**To be done:**
Update the data by replacing each "Division" with "Unit" and keeping everything else unchanged. Leave the pictures out of your answer.

**Data supplied:**

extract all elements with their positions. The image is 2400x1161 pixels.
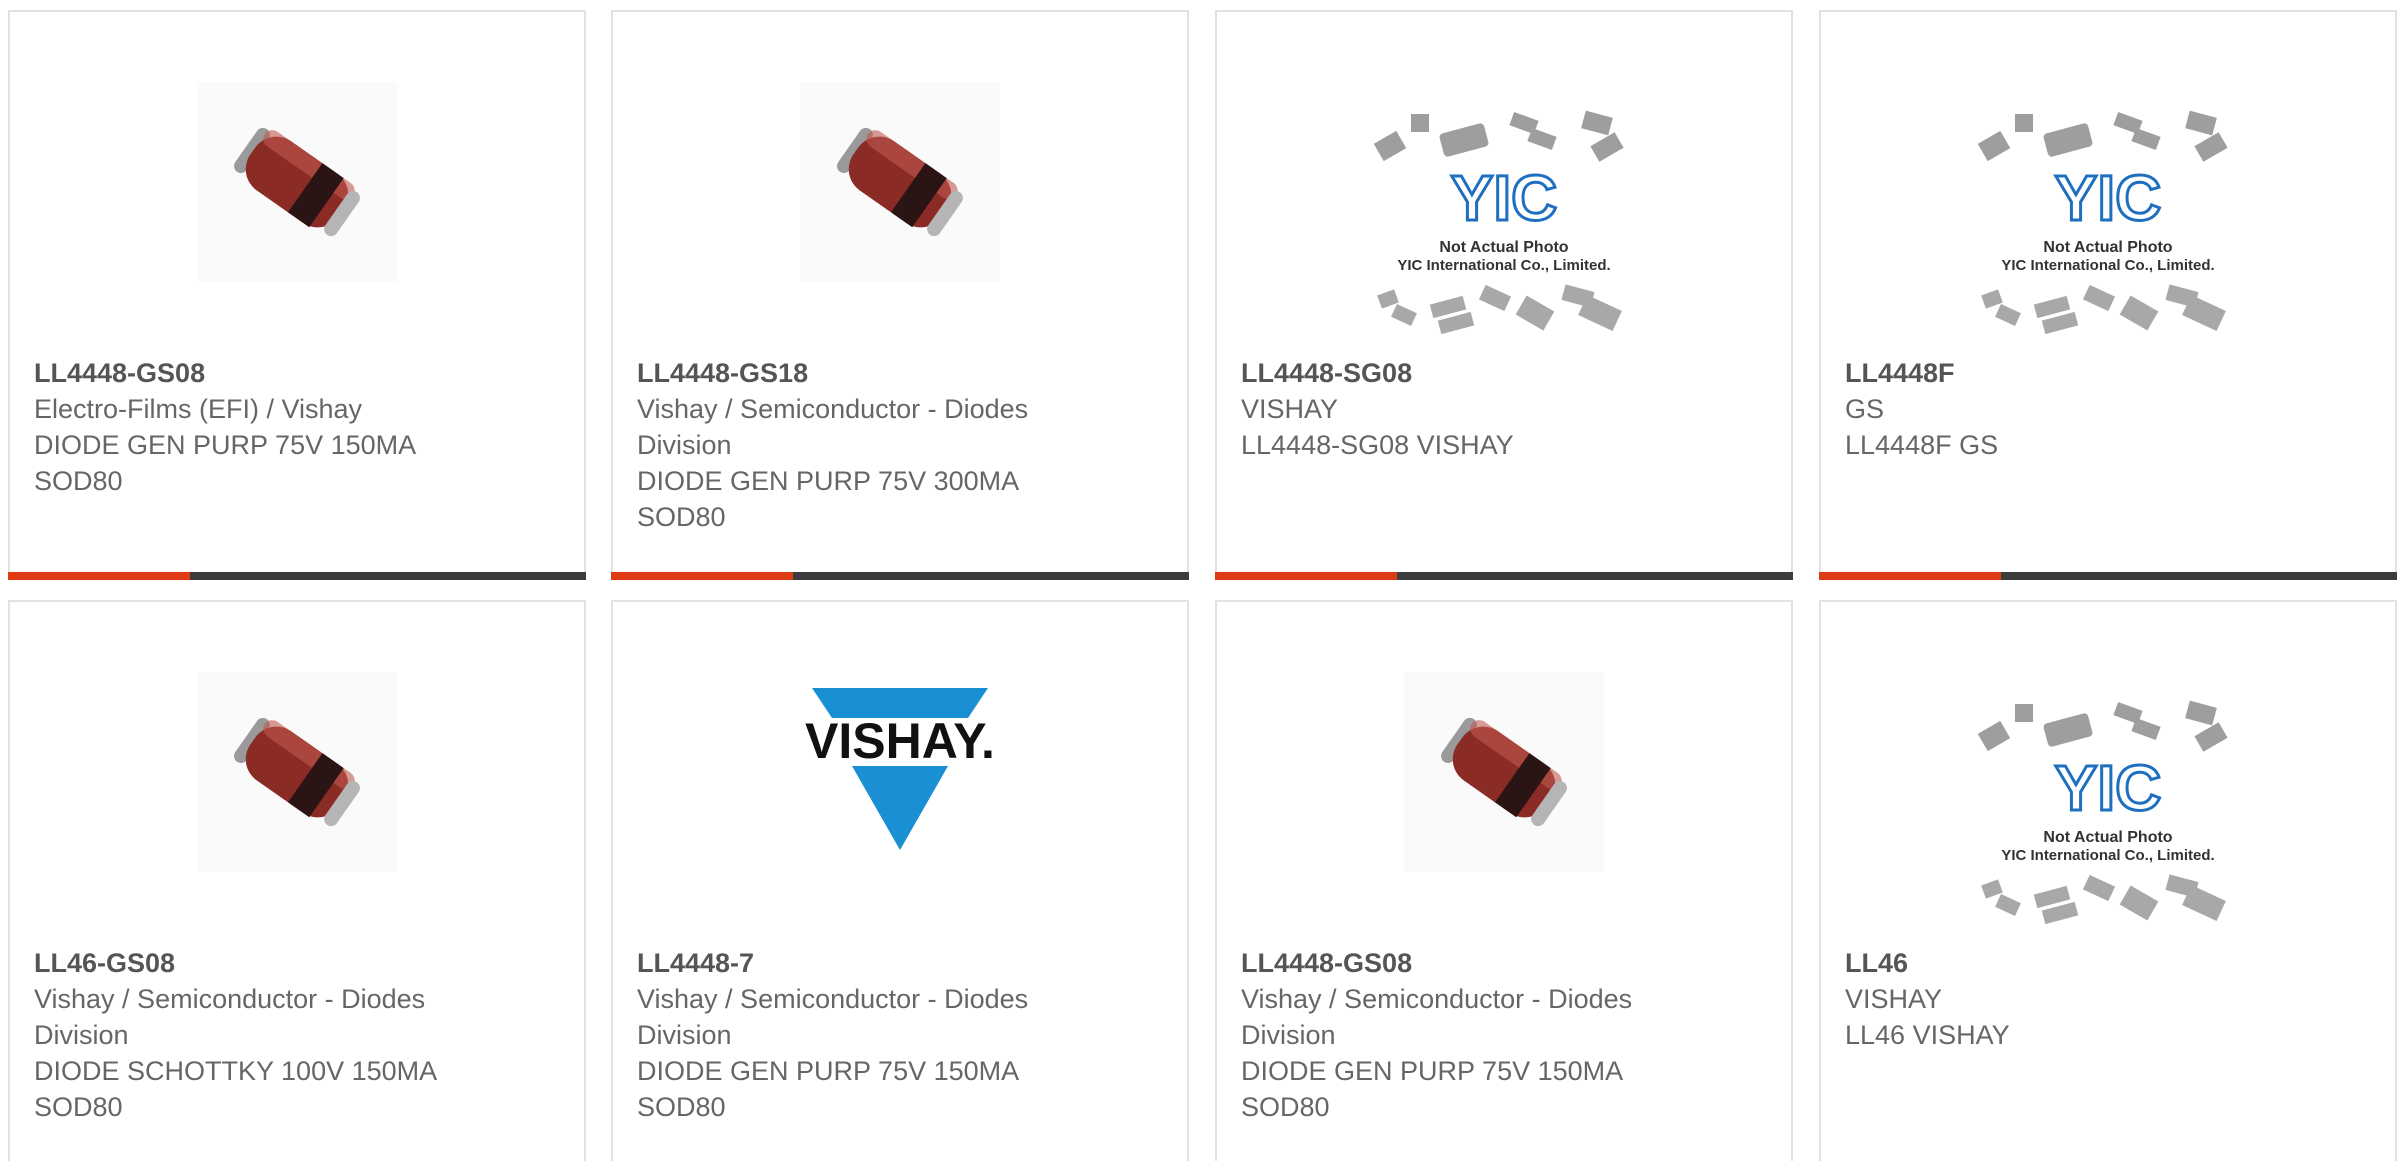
description: SOD80: [1241, 1092, 1330, 1122]
product-card[interactable]: YIC Not Actual Photo YIC International C…: [1215, 10, 1793, 580]
part-number[interactable]: LL46-GS08: [34, 945, 564, 981]
manufacturer: Vishay / Semiconductor - Diodes: [637, 394, 1029, 424]
manufacturer: VISHAY: [1241, 394, 1339, 424]
placeholder-line2: YIC International Co., Limited.: [1397, 257, 1610, 274]
manufacturer: Division: [1241, 1020, 1336, 1050]
placeholder-line1: Not Actual Photo: [2043, 239, 2172, 256]
manufacturer: Division: [637, 1020, 732, 1050]
product-grid: LL4448-GS08 Electro-Films (EFI) / Vishay…: [0, 0, 2400, 1161]
product-card[interactable]: LL4448-GS18 Vishay / Semiconductor - Dio…: [611, 10, 1189, 580]
part-number[interactable]: LL4448-GS08: [34, 355, 564, 391]
part-number[interactable]: LL46: [1845, 945, 2375, 981]
progress-accent: [1819, 572, 2001, 580]
manufacturer: Vishay / Semiconductor - Diodes: [1241, 984, 1633, 1014]
part-number[interactable]: LL4448-GS18: [637, 355, 1167, 391]
description: SOD80: [637, 1092, 726, 1122]
product-card[interactable]: LL4448-GS08 Electro-Films (EFI) / Vishay…: [8, 10, 586, 580]
progress-bar: [1215, 572, 1793, 580]
product-card[interactable]: LL4448-GS08 Vishay / Semiconductor - Dio…: [1215, 600, 1793, 1161]
progress-accent: [8, 572, 190, 580]
part-number[interactable]: LL4448-GS08: [1241, 945, 1771, 981]
part-number[interactable]: LL4448F: [1845, 355, 2375, 391]
diode-photo: [1217, 672, 1791, 872]
part-number[interactable]: LL4448-7: [637, 945, 1167, 981]
description: LL4448F GS: [1845, 430, 1999, 460]
part-number[interactable]: LL4448-SG08: [1241, 355, 1771, 391]
manufacturer: Division: [637, 430, 732, 460]
progress-bar: [1819, 572, 2397, 580]
placeholder-line1: Not Actual Photo: [2043, 829, 2172, 846]
yic-logo: YIC: [2055, 752, 2162, 824]
placeholder-line1: Not Actual Photo: [1439, 239, 1568, 256]
progress-bar: [611, 572, 1189, 580]
progress-accent: [611, 572, 793, 580]
description: DIODE SCHOTTKY 100V 150MA: [34, 1056, 438, 1086]
not-actual-photo-placeholder: YIC Not Actual Photo YIC International C…: [1821, 102, 2395, 342]
diode-photo: [613, 82, 1187, 282]
manufacturer: Vishay / Semiconductor - Diodes: [637, 984, 1029, 1014]
vishay-logo: VISHAY.: [613, 688, 1187, 858]
not-actual-photo-placeholder: YIC Not Actual Photo YIC International C…: [1821, 692, 2395, 932]
manufacturer: GS: [1845, 394, 1885, 424]
vishay-wordmark: VISHAY.: [805, 713, 995, 769]
description: LL4448-SG08 VISHAY: [1241, 430, 1514, 460]
manufacturer: Division: [34, 1020, 129, 1050]
diode-photo: [10, 82, 584, 282]
product-card[interactable]: YIC Not Actual Photo YIC International C…: [1819, 10, 2397, 580]
progress-bar: [8, 572, 586, 580]
description: SOD80: [34, 1092, 123, 1122]
product-card[interactable]: YIC Not Actual Photo YIC International C…: [1819, 600, 2397, 1161]
yic-logo: YIC: [1451, 162, 1558, 234]
description: SOD80: [637, 502, 726, 532]
product-card[interactable]: LL46-GS08 Vishay / Semiconductor - Diode…: [8, 600, 586, 1161]
description: DIODE GEN PURP 75V 150MA: [1241, 1056, 1624, 1086]
product-card[interactable]: VISHAY. LL4448-7 Vishay / Semiconductor …: [611, 600, 1189, 1161]
placeholder-line2: YIC International Co., Limited.: [2001, 847, 2214, 864]
description: DIODE GEN PURP 75V 300MA: [637, 466, 1020, 496]
manufacturer: Vishay / Semiconductor - Diodes: [34, 984, 426, 1014]
manufacturer: VISHAY: [1845, 984, 1943, 1014]
not-actual-photo-placeholder: YIC Not Actual Photo YIC International C…: [1217, 102, 1791, 342]
placeholder-line2: YIC International Co., Limited.: [2001, 257, 2214, 274]
diode-photo: [10, 672, 584, 872]
description: LL46 VISHAY: [1845, 1020, 2010, 1050]
description: SOD80: [34, 466, 123, 496]
manufacturer: Electro-Films (EFI) / Vishay: [34, 394, 363, 424]
progress-accent: [1215, 572, 1397, 580]
yic-logo: YIC: [2055, 162, 2162, 234]
description: DIODE GEN PURP 75V 150MA: [637, 1056, 1020, 1086]
description: DIODE GEN PURP 75V 150MA: [34, 430, 417, 460]
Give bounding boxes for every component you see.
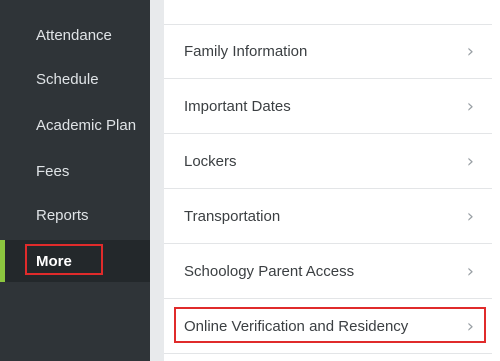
menu-item-transportation[interactable]: Transportation › — [164, 189, 492, 244]
menu-item-lockers[interactable]: Lockers › — [164, 134, 492, 189]
menu-item-label: Schoology Parent Access — [184, 262, 355, 280]
sidebar-item-reports[interactable]: Reports — [0, 194, 150, 236]
chevron-right-icon: › — [466, 260, 474, 282]
menu-item-important-dates[interactable]: Important Dates › — [164, 79, 492, 134]
menu-item-schoology-parent-access[interactable]: Schoology Parent Access › — [164, 244, 492, 299]
menu-item-label: Important Dates — [184, 97, 291, 115]
sidebar-item-label: Reports — [36, 206, 89, 224]
chevron-right-icon: › — [466, 315, 474, 337]
sidebar-item-more[interactable]: More — [0, 240, 150, 282]
chevron-right-icon: › — [466, 150, 474, 172]
sidebar-item-label: Academic Plan — [36, 116, 137, 134]
sidebar-item-label: Fees — [36, 162, 70, 180]
sidebar-item-attendance[interactable]: Attendance — [0, 14, 150, 56]
sidebar-item-fees[interactable]: Fees — [0, 150, 150, 192]
sidebar-item-academic-plan[interactable]: Academic Plan — [0, 104, 150, 146]
menu-item-online-verification-and-residency[interactable]: Online Verification and Residency › — [164, 299, 492, 354]
sidebar: Attendance Schedule Academic Plan Fees R… — [0, 0, 150, 361]
menu-item-label: Family Information — [184, 43, 308, 60]
sidebar-item-label: Schedule — [36, 70, 99, 88]
menu-item-label: Online Verification and Residency — [184, 317, 409, 335]
chevron-right-icon: › — [466, 95, 474, 117]
sidebar-item-label: More — [36, 252, 72, 270]
chevron-right-icon: › — [466, 205, 474, 227]
panel-gutter — [150, 0, 164, 361]
menu-item-family-information[interactable]: Family Information › — [164, 24, 492, 79]
menu-item-label: Lockers — [184, 152, 237, 170]
sidebar-item-label: Attendance — [36, 26, 112, 44]
menu-item-label: Transportation — [184, 207, 281, 225]
active-indicator — [0, 240, 5, 282]
chevron-right-icon: › — [466, 41, 474, 62]
sidebar-item-schedule[interactable]: Schedule — [0, 58, 150, 100]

**Task response:**
extract all elements with their positions. The image is 2400x1161 pixels.
description: SOD80: [1241, 1092, 1330, 1122]
product-card[interactable]: YIC Not Actual Photo YIC International C…: [1215, 10, 1793, 580]
part-number[interactable]: LL46-GS08: [34, 945, 564, 981]
manufacturer: Vishay / Semiconductor - Diodes: [637, 394, 1029, 424]
manufacturer: VISHAY: [1241, 394, 1339, 424]
placeholder-line2: YIC International Co., Limited.: [1397, 257, 1610, 274]
manufacturer: Unit: [1241, 1020, 1336, 1050]
placeholder-line1: Not Actual Photo: [2043, 239, 2172, 256]
manufacturer: Unit: [637, 1020, 732, 1050]
product-grid: LL4448-GS08 Electro-Films (EFI) / Vishay…: [0, 0, 2400, 1161]
product-card[interactable]: LL4448-GS18 Vishay / Semiconductor - Dio…: [611, 10, 1189, 580]
part-number[interactable]: LL4448-GS08: [34, 355, 564, 391]
part-number[interactable]: LL46: [1845, 945, 2375, 981]
progress-accent: [1819, 572, 2001, 580]
manufacturer: Vishay / Semiconductor - Diodes: [1241, 984, 1633, 1014]
part-number[interactable]: LL4448-GS18: [637, 355, 1167, 391]
description: SOD80: [637, 1092, 726, 1122]
product-card[interactable]: LL4448-GS08 Electro-Films (EFI) / Vishay…: [8, 10, 586, 580]
progress-bar: [1215, 572, 1793, 580]
product-card[interactable]: LL4448-GS08 Vishay / Semiconductor - Dio…: [1215, 600, 1793, 1161]
progress-accent: [8, 572, 190, 580]
part-number[interactable]: LL4448-GS08: [1241, 945, 1771, 981]
part-number[interactable]: LL4448F: [1845, 355, 2375, 391]
diode-photo: [1217, 672, 1791, 872]
part-number[interactable]: LL4448-7: [637, 945, 1167, 981]
description: LL4448F GS: [1845, 430, 1999, 460]
part-number[interactable]: LL4448-SG08: [1241, 355, 1771, 391]
manufacturer: Unit: [637, 430, 732, 460]
progress-bar: [1819, 572, 2397, 580]
placeholder-line1: Not Actual Photo: [2043, 829, 2172, 846]
yic-logo: YIC: [2055, 752, 2162, 824]
placeholder-line1: Not Actual Photo: [1439, 239, 1568, 256]
progress-bar: [611, 572, 1189, 580]
progress-accent: [611, 572, 793, 580]
description: DIODE SCHOTTKY 100V 150MA: [34, 1056, 438, 1086]
not-actual-photo-placeholder: YIC Not Actual Photo YIC International C…: [1821, 102, 2395, 342]
diode-photo: [613, 82, 1187, 282]
manufacturer: Vishay / Semiconductor - Diodes: [637, 984, 1029, 1014]
vishay-logo: VISHAY.: [613, 688, 1187, 858]
not-actual-photo-placeholder: YIC Not Actual Photo YIC International C…: [1821, 692, 2395, 932]
manufacturer: GS: [1845, 394, 1885, 424]
vishay-wordmark: VISHAY.: [805, 713, 995, 769]
description: LL4448-SG08 VISHAY: [1241, 430, 1514, 460]
manufacturer: Unit: [34, 1020, 129, 1050]
diode-photo: [10, 82, 584, 282]
product-card[interactable]: YIC Not Actual Photo YIC International C…: [1819, 10, 2397, 580]
progress-bar: [8, 572, 586, 580]
description: SOD80: [34, 1092, 123, 1122]
product-card[interactable]: YIC Not Actual Photo YIC International C…: [1819, 600, 2397, 1161]
yic-logo: YIC: [1451, 162, 1558, 234]
description: SOD80: [637, 502, 726, 532]
product-card[interactable]: LL46-GS08 Vishay / Semiconductor - Diode…: [8, 600, 586, 1161]
description: DIODE GEN PURP 75V 150MA: [1241, 1056, 1624, 1086]
product-card[interactable]: VISHAY. LL4448-7 Vishay / Semiconductor …: [611, 600, 1189, 1161]
placeholder-line2: YIC International Co., Limited.: [2001, 847, 2214, 864]
description: DIODE GEN PURP 75V 300MA: [637, 466, 1020, 496]
manufacturer: Vishay / Semiconductor - Diodes: [34, 984, 426, 1014]
manufacturer: VISHAY: [1845, 984, 1943, 1014]
not-actual-photo-placeholder: YIC Not Actual Photo YIC International C…: [1217, 102, 1791, 342]
placeholder-line2: YIC International Co., Limited.: [2001, 257, 2214, 274]
diode-photo: [10, 672, 584, 872]
description: LL46 VISHAY: [1845, 1020, 2010, 1050]
description: SOD80: [34, 466, 123, 496]
manufacturer: Electro-Films (EFI) / Vishay: [34, 394, 363, 424]
progress-accent: [1215, 572, 1397, 580]
yic-logo: YIC: [2055, 162, 2162, 234]
description: DIODE GEN PURP 75V 150MA: [637, 1056, 1020, 1086]
description: DIODE GEN PURP 75V 150MA: [34, 430, 417, 460]
Give bounding boxes for every component you see.
menu-item-transportation[interactable]: Transportation › — [164, 189, 492, 244]
menu-item-lockers[interactable]: Lockers › — [164, 134, 492, 189]
menu-item-label: Schoology Parent Access — [184, 262, 355, 280]
sidebar-item-reports[interactable]: Reports — [0, 194, 150, 236]
chevron-right-icon: › — [466, 260, 474, 282]
menu-item-important-dates[interactable]: Important Dates › — [164, 79, 492, 134]
menu-item-schoology-parent-access[interactable]: Schoology Parent Access › — [164, 244, 492, 299]
menu-item-label: Important Dates — [184, 97, 291, 115]
sidebar-item-label: Reports — [36, 206, 89, 224]
chevron-right-icon: › — [466, 315, 474, 337]
sidebar-item-more[interactable]: More — [0, 240, 150, 282]
chevron-right-icon: › — [466, 150, 474, 172]
sidebar-item-label: Academic Plan — [36, 116, 137, 134]
sidebar-item-label: Fees — [36, 162, 70, 180]
sidebar-item-attendance[interactable]: Attendance — [0, 14, 150, 56]
sidebar-item-fees[interactable]: Fees — [0, 150, 150, 192]
sidebar-item-academic-plan[interactable]: Academic Plan — [0, 104, 150, 146]
menu-item-online-verification-and-residency[interactable]: Online Verification and Residency › — [164, 299, 492, 354]
sidebar: Attendance Schedule Academic Plan Fees R… — [0, 0, 150, 361]
menu-item-label: Family Information — [184, 43, 308, 60]
sidebar-item-label: Schedule — [36, 70, 99, 88]
menu-item-label: Online Verification and Residency — [184, 317, 409, 335]
chevron-right-icon: › — [466, 95, 474, 117]
sidebar-item-label: More — [36, 252, 72, 270]
chevron-right-icon: › — [466, 205, 474, 227]
panel-gutter — [150, 0, 164, 361]
menu-item-family-information[interactable]: Family Information › — [164, 24, 492, 79]
menu-item-label: Lockers — [184, 152, 237, 170]
sidebar-item-label: Attendance — [36, 26, 112, 44]
menu-item-label: Transportation — [184, 207, 281, 225]
active-indicator — [0, 240, 5, 282]
chevron-right-icon: › — [466, 41, 474, 62]
sidebar-item-schedule[interactable]: Schedule — [0, 58, 150, 100]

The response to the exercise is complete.